# Dataset start

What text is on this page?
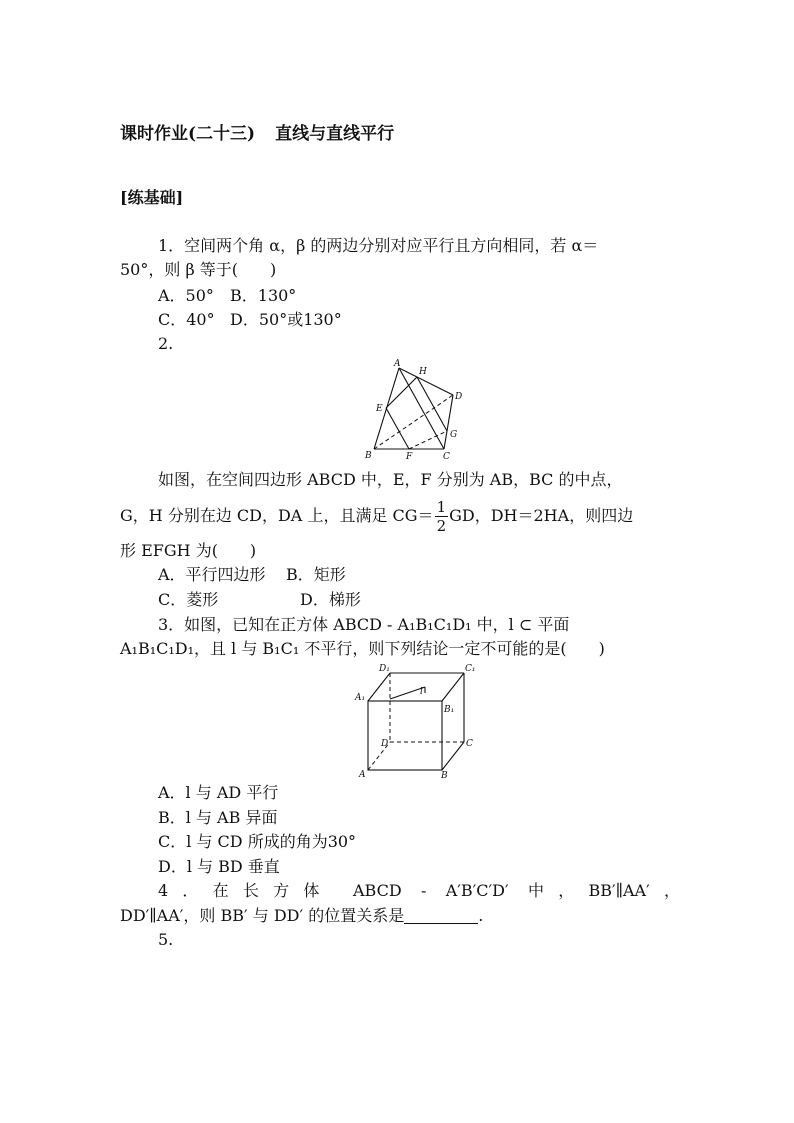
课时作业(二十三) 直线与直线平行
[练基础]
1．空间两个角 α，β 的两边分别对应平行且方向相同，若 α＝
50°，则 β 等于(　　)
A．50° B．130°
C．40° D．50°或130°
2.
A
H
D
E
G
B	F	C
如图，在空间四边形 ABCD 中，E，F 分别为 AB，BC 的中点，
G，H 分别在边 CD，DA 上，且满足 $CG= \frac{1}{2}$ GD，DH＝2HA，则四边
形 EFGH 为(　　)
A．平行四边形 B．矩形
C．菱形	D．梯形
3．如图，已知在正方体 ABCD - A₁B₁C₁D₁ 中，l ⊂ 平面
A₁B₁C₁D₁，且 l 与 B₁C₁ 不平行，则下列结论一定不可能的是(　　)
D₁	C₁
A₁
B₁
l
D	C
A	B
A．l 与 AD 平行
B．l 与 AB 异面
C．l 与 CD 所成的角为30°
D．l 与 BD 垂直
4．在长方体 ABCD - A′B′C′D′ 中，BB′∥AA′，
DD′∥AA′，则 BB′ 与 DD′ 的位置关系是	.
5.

# Dataset end
# Dataset start

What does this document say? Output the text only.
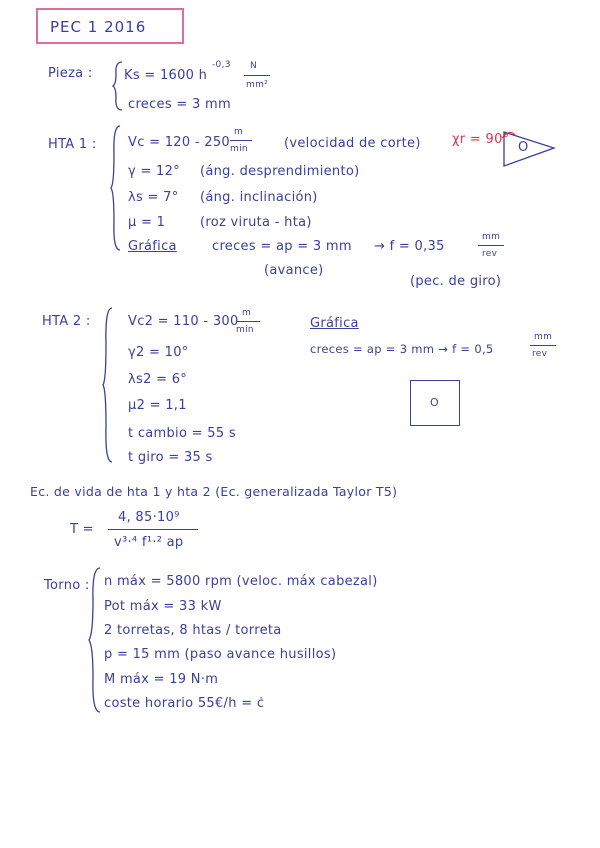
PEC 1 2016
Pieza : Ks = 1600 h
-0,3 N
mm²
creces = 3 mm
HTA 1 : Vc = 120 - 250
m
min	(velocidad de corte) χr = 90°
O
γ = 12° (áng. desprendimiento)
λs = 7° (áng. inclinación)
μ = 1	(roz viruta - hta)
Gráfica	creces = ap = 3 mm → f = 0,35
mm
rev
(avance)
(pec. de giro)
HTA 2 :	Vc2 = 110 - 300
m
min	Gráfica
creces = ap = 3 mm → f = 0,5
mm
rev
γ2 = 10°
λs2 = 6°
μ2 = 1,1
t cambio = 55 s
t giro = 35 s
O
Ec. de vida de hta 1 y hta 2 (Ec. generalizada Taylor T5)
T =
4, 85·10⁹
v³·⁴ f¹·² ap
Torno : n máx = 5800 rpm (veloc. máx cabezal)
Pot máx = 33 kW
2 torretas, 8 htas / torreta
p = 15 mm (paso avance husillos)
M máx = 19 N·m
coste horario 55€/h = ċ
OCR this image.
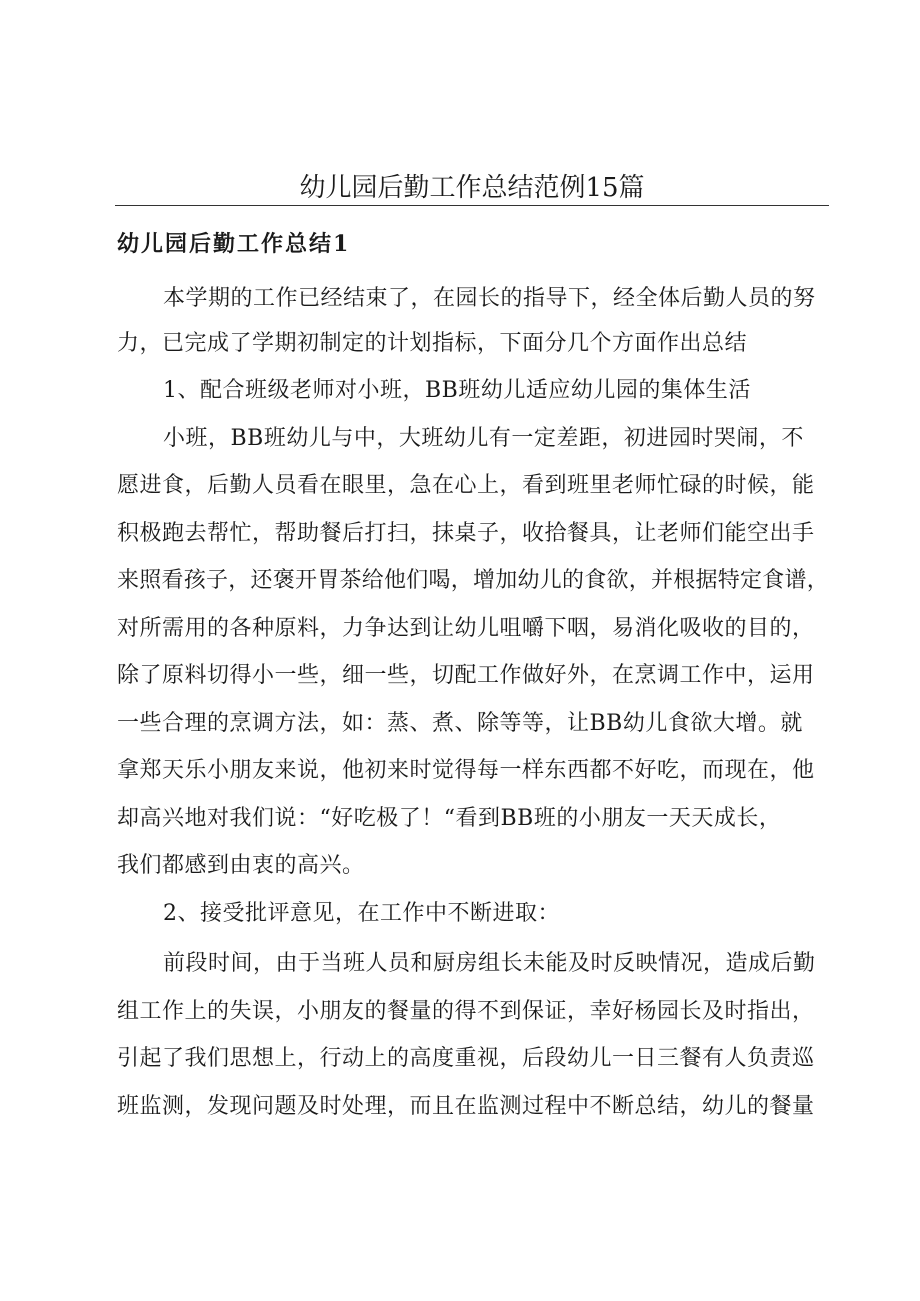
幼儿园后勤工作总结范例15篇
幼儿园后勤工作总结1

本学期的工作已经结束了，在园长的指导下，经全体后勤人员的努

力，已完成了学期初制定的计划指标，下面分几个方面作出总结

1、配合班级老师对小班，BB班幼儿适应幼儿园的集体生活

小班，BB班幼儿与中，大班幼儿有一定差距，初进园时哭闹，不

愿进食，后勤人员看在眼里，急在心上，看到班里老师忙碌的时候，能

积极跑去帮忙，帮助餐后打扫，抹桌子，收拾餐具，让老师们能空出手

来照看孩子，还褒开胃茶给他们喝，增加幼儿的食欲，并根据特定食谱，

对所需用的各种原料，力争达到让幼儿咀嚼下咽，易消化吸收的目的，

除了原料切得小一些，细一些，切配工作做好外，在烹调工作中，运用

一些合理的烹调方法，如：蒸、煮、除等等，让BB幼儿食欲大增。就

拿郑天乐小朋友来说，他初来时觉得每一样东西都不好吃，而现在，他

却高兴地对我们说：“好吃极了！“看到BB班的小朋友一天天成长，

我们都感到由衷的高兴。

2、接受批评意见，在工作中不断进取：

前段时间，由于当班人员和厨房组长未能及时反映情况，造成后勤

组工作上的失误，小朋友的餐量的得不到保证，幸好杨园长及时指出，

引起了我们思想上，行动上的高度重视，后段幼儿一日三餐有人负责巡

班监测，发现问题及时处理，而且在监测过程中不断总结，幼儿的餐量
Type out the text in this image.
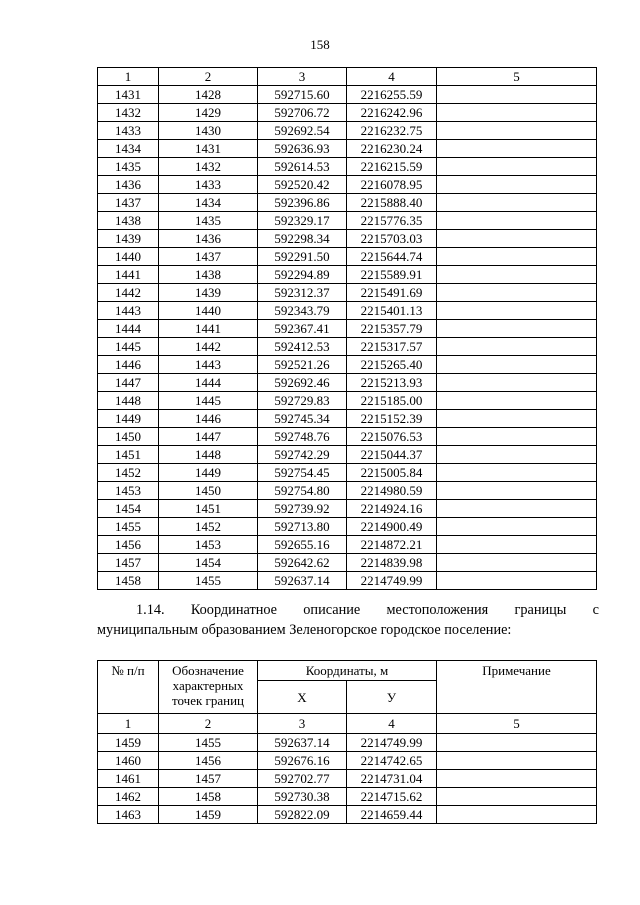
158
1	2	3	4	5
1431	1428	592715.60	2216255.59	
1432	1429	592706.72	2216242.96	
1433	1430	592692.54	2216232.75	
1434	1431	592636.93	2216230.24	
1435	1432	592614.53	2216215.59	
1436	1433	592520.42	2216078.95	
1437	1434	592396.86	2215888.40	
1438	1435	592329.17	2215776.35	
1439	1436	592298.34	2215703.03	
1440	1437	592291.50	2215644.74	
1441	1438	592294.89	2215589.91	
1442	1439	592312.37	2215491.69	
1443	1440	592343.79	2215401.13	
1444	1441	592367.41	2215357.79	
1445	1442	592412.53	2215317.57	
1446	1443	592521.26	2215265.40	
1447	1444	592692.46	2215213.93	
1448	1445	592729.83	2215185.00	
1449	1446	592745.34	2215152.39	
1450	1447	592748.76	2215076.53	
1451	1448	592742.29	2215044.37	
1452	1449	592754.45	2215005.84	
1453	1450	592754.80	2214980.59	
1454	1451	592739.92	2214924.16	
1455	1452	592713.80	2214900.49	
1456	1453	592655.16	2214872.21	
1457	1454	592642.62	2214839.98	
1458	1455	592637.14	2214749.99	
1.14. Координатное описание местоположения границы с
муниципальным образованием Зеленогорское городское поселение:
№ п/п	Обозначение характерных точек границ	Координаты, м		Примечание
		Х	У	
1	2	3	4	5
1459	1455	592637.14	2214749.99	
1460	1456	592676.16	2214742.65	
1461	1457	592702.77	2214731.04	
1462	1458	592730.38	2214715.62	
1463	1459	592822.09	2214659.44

# Dataset end

What the task asks ::
Scan the material above. Return every line containing the string "image".

Answer below ::
OCR this image.
Type out the text in this image.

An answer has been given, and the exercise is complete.